■ **WHAT THE TASK ASKS**: Check each line of the listing below for the string "MUST", and copy the ones that have it.

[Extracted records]
━━━━━━
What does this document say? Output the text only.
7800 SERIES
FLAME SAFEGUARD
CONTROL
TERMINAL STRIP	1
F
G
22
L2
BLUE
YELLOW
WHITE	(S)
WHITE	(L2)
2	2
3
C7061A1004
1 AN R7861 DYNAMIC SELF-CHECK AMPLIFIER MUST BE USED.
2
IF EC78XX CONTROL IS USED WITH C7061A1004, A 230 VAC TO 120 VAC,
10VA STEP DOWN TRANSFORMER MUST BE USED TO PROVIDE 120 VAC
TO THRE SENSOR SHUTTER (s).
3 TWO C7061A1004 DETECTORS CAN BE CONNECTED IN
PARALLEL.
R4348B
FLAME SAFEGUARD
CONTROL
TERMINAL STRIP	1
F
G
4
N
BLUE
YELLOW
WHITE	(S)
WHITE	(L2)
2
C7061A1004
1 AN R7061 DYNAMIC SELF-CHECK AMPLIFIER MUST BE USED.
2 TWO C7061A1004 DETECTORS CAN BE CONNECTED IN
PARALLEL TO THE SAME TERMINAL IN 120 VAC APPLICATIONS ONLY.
━━━━━━
■ **SOLUTION FOR THIS PROBLEM**:
1 AN R7861 DYNAMIC SELF-CHECK AMPLIFIER MUST BE USED.
10VA STEP DOWN TRANSFORMER MUST BE USED TO PROVIDE 120 VAC
1 AN R7061 DYNAMIC SELF-CHECK AMPLIFIER MUST BE USED.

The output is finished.